Collected data entries:
--*--

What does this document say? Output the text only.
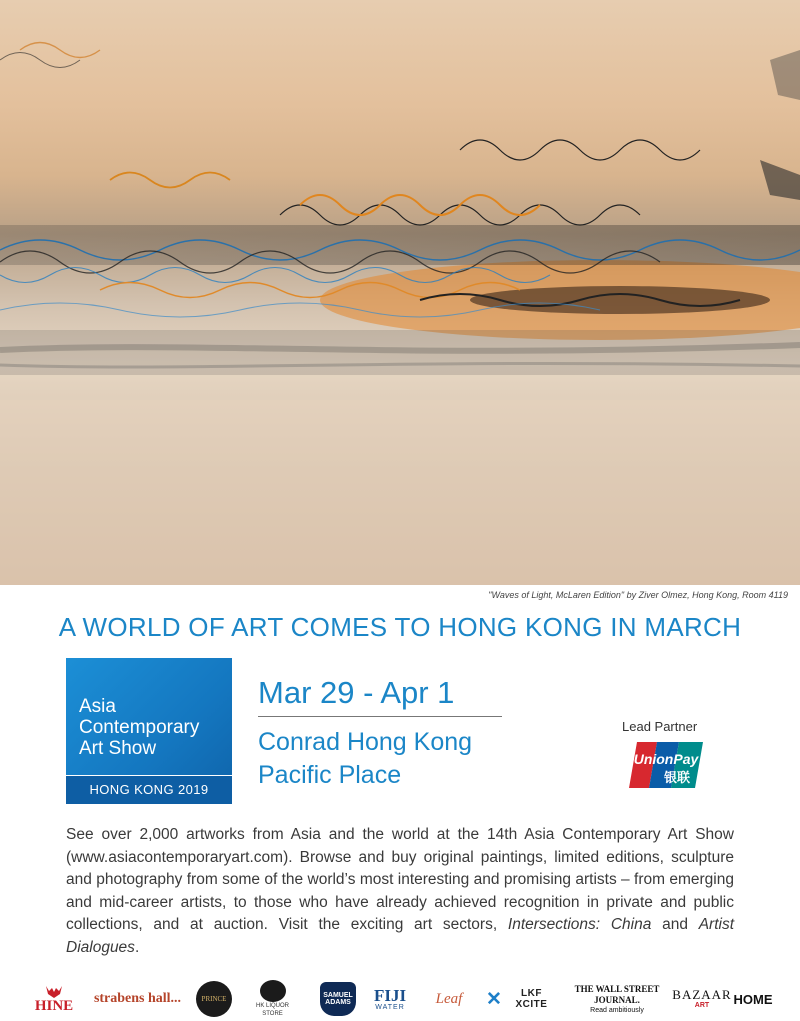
"Waves of Light, McLaren Edition" by Ziver Olmez, Hong Kong, Room 4119
A WORLD OF ART COMES TO HONG KONG IN MARCH
Asia
Contemporary
Art Show
HONG KONG 2019
Mar 29 - Apr 1
Conrad Hong Kong
Pacific Place
Lead Partner
UnionPay
银联
See over 2,000 artworks from Asia and the world at the 14th Asia Contemporary Art Show (www.asiacontemporaryart.com). Browse and buy original paintings, limited editions, sculpture and photography from some of the world’s most interesting and promising artists – from emerging and mid-career artists, to those who have already achieved recognition in private and public collections, and at auction. Visit the exciting art sectors, Intersections: China and Artist Dialogues.
HINE strabens hall...	PRINCE
HK LIQUOR STORE
SAMUEL ADAMS	FIJI
WATER
Leaf ✕	LKF XCITE
THE WALL STREET JOURNAL.
Read ambitiously
BAZAAR
ART HOME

--*--

STATED EXERCISE. Pictures stay out; reproduce every line of the records exactly.

THE SOLUTION.
What does this document say? Output the text only.
"Waves of Light, McLaren Edition" by Ziver Olmez, Hong Kong, Room 4119
A WORLD OF ART COMES TO HONG KONG IN MARCH
Asia
Contemporary
Art Show
HONG KONG 2019
Mar 29 - Apr 1
Conrad Hong Kong
Pacific Place
Lead Partner
UnionPay
银联
See over 2,000 artworks from Asia and the world at the 14th Asia Contemporary Art Show (www.asiacontemporaryart.com). Browse and buy original paintings, limited editions, sculpture and photography from some of the world’s most interesting and promising artists – from emerging and mid-career artists, to those who have already achieved recognition in private and public collections, and at auction. Visit the exciting art sectors, Intersections: China and Artist Dialogues.
HINE strabens hall...	PRINCE
HK LIQUOR STORE
SAMUEL ADAMS	FIJI
WATER
Leaf ✕	LKF XCITE
THE WALL STREET JOURNAL.
Read ambitiously
BAZAAR
ART HOME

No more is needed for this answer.